DO THIS. Write the data below out exactly as it stands. Do not include the pictures.

+===+

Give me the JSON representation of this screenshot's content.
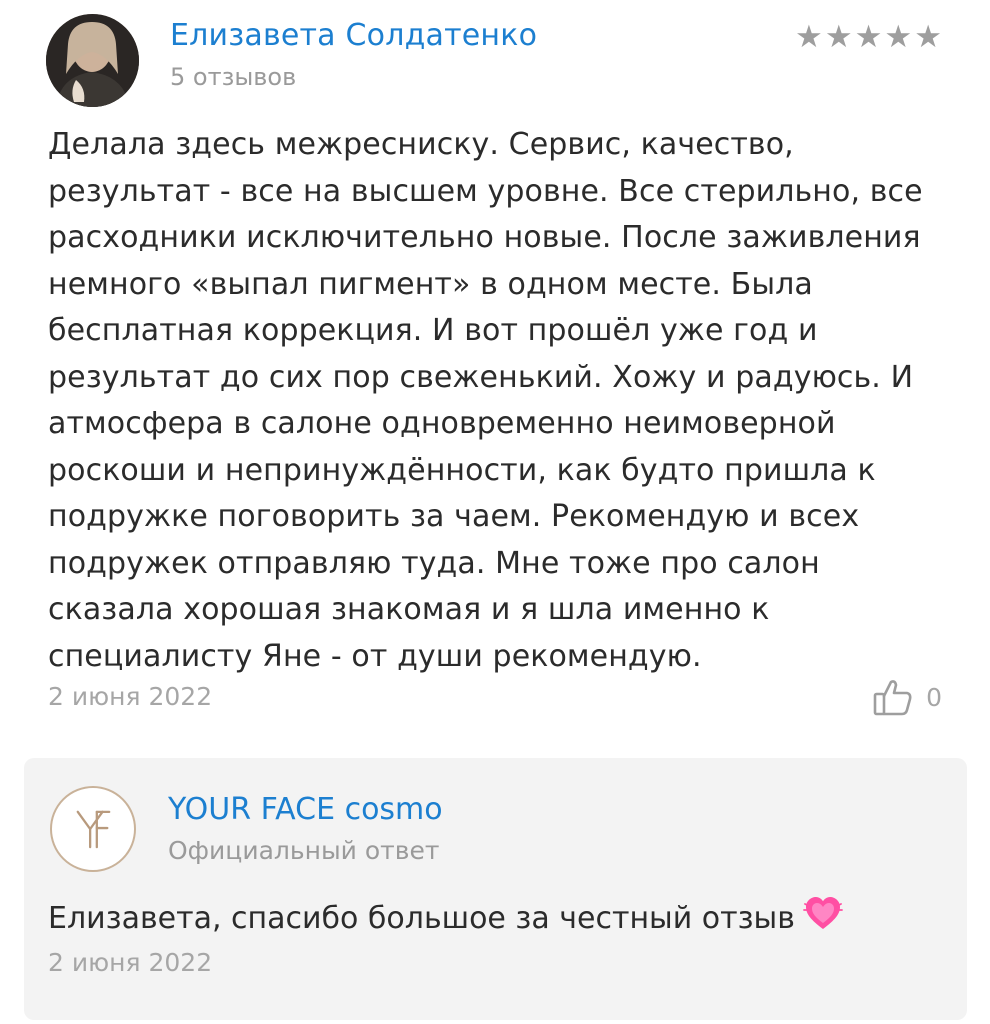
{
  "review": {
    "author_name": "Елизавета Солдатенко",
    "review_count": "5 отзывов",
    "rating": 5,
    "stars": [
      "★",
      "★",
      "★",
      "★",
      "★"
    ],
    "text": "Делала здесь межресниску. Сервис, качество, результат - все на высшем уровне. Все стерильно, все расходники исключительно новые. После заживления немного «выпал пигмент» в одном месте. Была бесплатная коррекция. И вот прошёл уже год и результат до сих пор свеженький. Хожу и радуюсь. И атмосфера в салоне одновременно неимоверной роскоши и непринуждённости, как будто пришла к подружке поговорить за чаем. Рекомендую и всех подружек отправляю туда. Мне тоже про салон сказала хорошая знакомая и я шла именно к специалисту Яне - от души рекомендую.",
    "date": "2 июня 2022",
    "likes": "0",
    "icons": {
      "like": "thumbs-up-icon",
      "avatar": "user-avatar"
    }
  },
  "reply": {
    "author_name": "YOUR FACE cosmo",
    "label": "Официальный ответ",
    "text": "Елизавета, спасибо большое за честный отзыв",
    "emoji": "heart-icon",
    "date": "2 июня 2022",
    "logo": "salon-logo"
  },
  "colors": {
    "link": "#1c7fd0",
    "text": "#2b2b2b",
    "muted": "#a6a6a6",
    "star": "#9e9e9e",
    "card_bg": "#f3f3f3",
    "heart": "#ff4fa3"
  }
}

+===+

RESPONSE TO THIS TASK.
Give me the JSON representation of this screenshot's content.
{
  "review": {
    "author_name": "Елизавета Солдатенко",
    "review_count": "5 отзывов",
    "rating": 5,
    "stars": [
      "★",
      "★",
      "★",
      "★",
      "★"
    ],
    "text": "Делала здесь межресниску. Сервис, качество, результат - все на высшем уровне. Все стерильно, все расходники исключительно новые. После заживления немного «выпал пигмент» в одном месте. Была бесплатная коррекция. И вот прошёл уже год и результат до сих пор свеженький. Хожу и радуюсь. И атмосфера в салоне одновременно неимоверной роскоши и непринуждённости, как будто пришла к подружке поговорить за чаем. Рекомендую и всех подружек отправляю туда. Мне тоже про салон сказала хорошая знакомая и я шла именно к специалисту Яне - от души рекомендую.",
    "date": "2 июня 2022",
    "likes": "0",
    "icons": {
      "like": "thumbs-up-icon",
      "avatar": "user-avatar"
    }
  },
  "reply": {
    "author_name": "YOUR FACE cosmo",
    "label": "Официальный ответ",
    "text": "Елизавета, спасибо большое за честный отзыв",
    "emoji": "heart-icon",
    "date": "2 июня 2022",
    "logo": "salon-logo"
  },
  "colors": {
    "link": "#1c7fd0",
    "text": "#2b2b2b",
    "muted": "#a6a6a6",
    "star": "#9e9e9e",
    "card_bg": "#f3f3f3",
    "heart": "#ff4fa3"
  }
}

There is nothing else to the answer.